> Given request: Please write out the part of the coffee and cake trail text that begins at the words "Niall is right." and stops after "deeply satisfying trail.", copying it word for word.

[Begin Text provided]

INTRODUCING THE TASTE OF PLACE TRAILS
#4 COFFEE & CAKE TRAIL
Robin McKelvie, Award-winning Travel Writer & Broadcaster experiences the Wild About Argyll Coffee & Cake Taste of Place Trail.
“Welcome to our café and welcome to Argyll,” says Niall McAlister Hall, of Beinn An Tuirc Distillers, with a broad smile. “Our café is new, but we’re very Argyll – we’ve loads of homemade goodies for you, as well as Argyll Roasters Coffee and Tiree Tea. If you like coffee and cake you’ve come to the right place.”
Niall is right. I have come to the right place. The aroma of fresh coffee fills the air and my tastebuds are tingling at the homemade sweet goodies that tempt behind Niall. I’ve also come to the right region too - Argyll. If you appreciate proper coffee (and tea) and see café culture as a route to Nirvana, Argyll’s new Coffee & Cake taste trail is for you; a glorious antidote to the High Street chains. Settle into a comfy chair now with your favourite mug and savour this deeply satisfying trail.
As with all great foodie experiences, at the heart of this new trail is excellent local produce. Argyll Coffee Roasters’ Tighnabruaich roastery is open for tours and a coffee ‘cupping’ experience. Look out for their new Coffee Bar at Hayshed Gallery at Carry Farm – savour their roasts and pick up bags to take home. Across Loch Fyne and Campbell Coffee hand-roast in small batches on a 10kg Golden Roaster in deeply historic Inveraray. Their Duke – a medium dark blend wrapped in blackcurrants, cherries and redcurrant with a dark chocolate finish – is named after the Duke of Argyll, who resides at Inveraray Castle.
By the Atlantic Ocean great things are brewing too at Hinba Coffee Roasters. They conjure up their speciality coffee on the Isle of Seil, one of the seriously scenic Slate Islands. Catch the wee boat over and enjoy their wares, or check out their gorgeous new café in Oban. I like their ‘pure air, pure taste, pure Hebridean’ ethos and passion, embodied in the owners, Fergus McCoss and Vanessa Achilles.

[End Text provided]
[Begin Information given]

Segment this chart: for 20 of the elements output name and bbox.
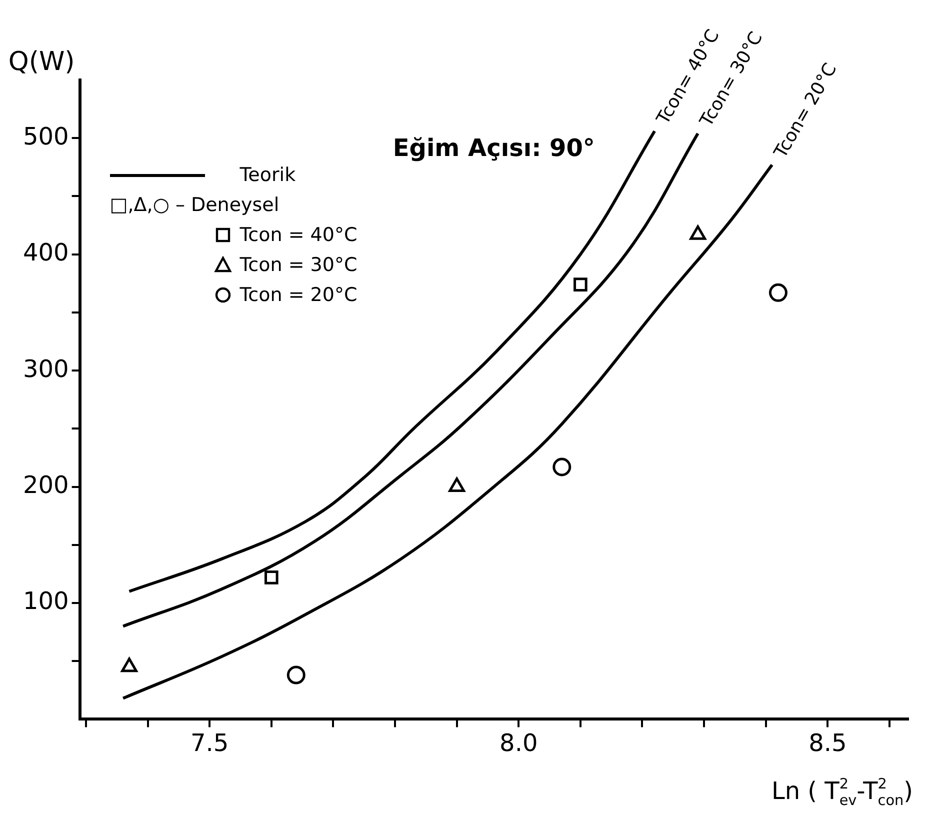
x-tick-label: 7.5 <box>190 728 229 757</box>
point <box>264 570 278 584</box>
y-tick-label: 400 <box>22 238 69 267</box>
legend-label: Tcon = 40°C <box>240 224 358 246</box>
y-tick-label: 500 <box>22 122 69 150</box>
annotation: Teorik <box>240 164 296 186</box>
x-tick-label: 8.5 <box>808 728 847 757</box>
legend-label: Tcon = 20°C <box>240 284 358 306</box>
y-tick-label: 100 <box>22 587 69 616</box>
y-tick-label: 300 <box>22 354 69 383</box>
point <box>552 458 572 476</box>
point <box>768 283 788 302</box>
legend-label: Tcon = 30°C <box>240 254 358 276</box>
y-tick-label: 200 <box>22 471 69 499</box>
x-tick-label: 8.0 <box>500 728 538 757</box>
y-axis-title: Q(W) <box>8 47 75 77</box>
point <box>574 278 588 292</box>
annotation: □,Δ,○ – Deneysel <box>110 193 280 218</box>
point <box>286 666 306 684</box>
text: Eğim Açısı: 90° <box>392 134 595 162</box>
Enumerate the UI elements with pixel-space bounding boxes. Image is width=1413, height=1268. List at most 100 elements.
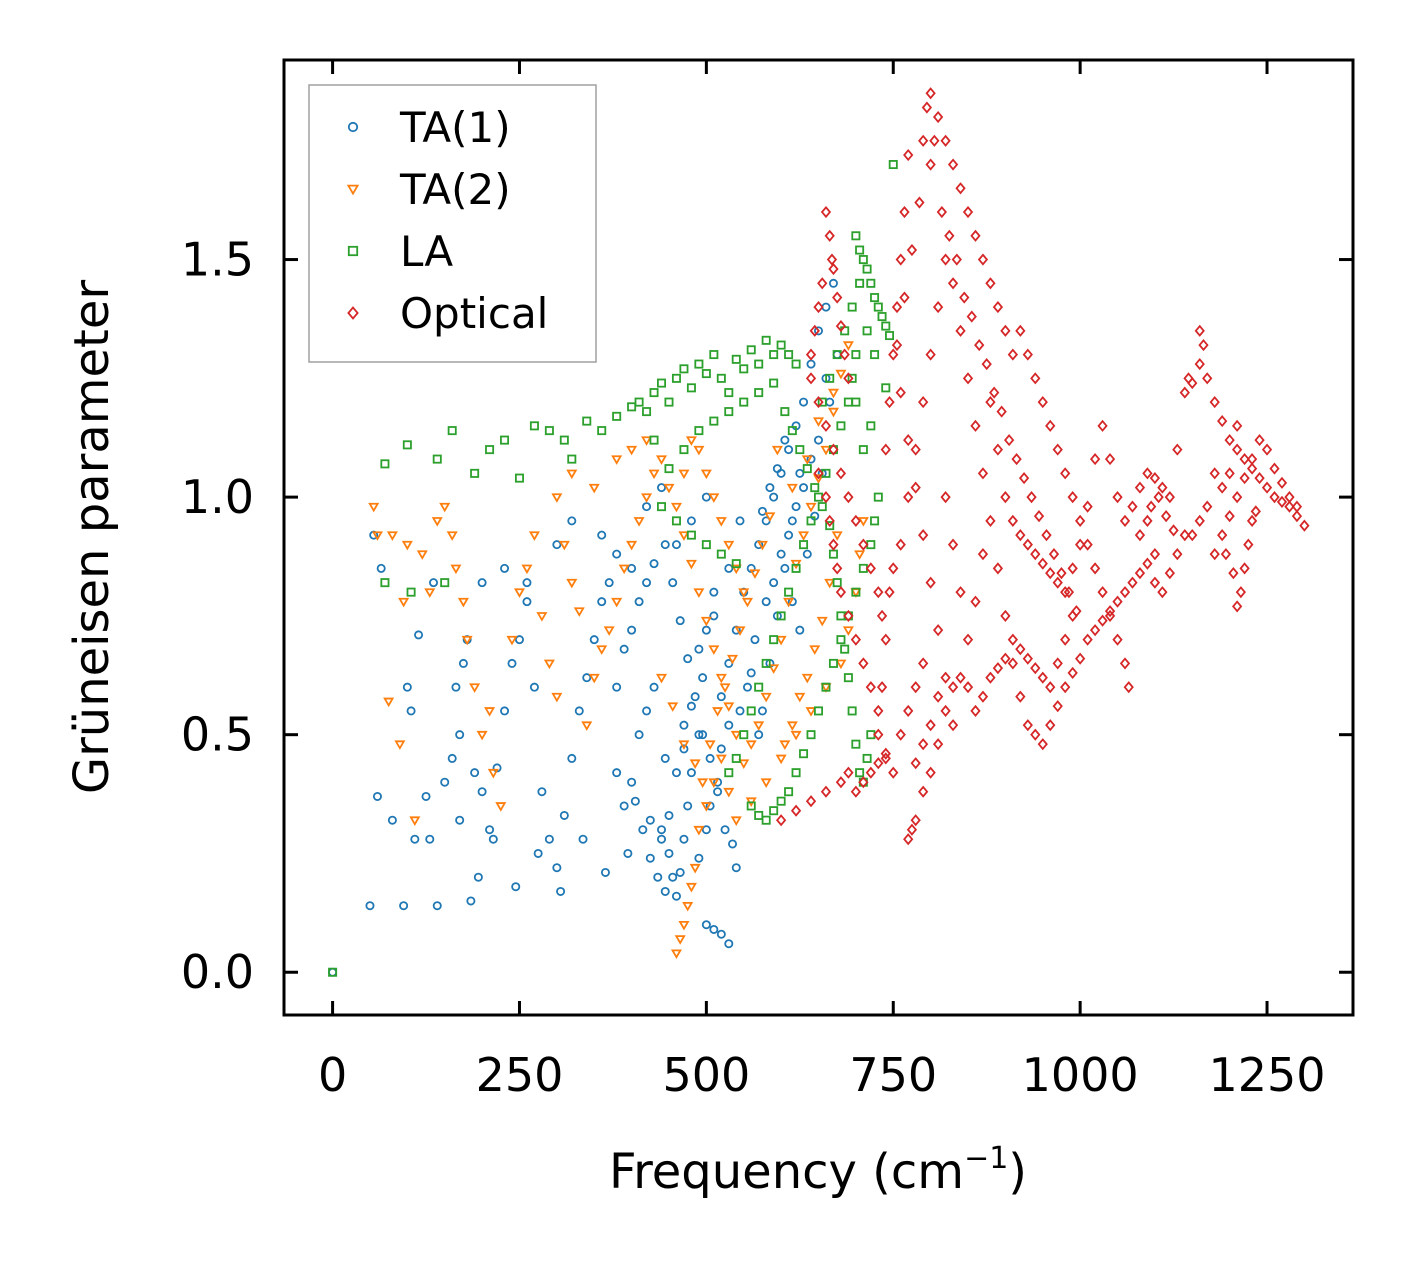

[End Information given]

> Output of the exercise:
Niall is right. I have come to the right place. The aroma of fresh coffee fills the air and my tastebuds are tingling at the homemade sweet goodies that tempt behind Niall. I’ve also come to the right region too - Argyll. If you appreciate proper coffee (and tea) and see café culture as a route to Nirvana, Argyll’s new Coffee & Cake taste trail is for you; a glorious antidote to the High Street chains. Settle into a comfy chair now with your favourite mug and savour this deeply satisfying trail.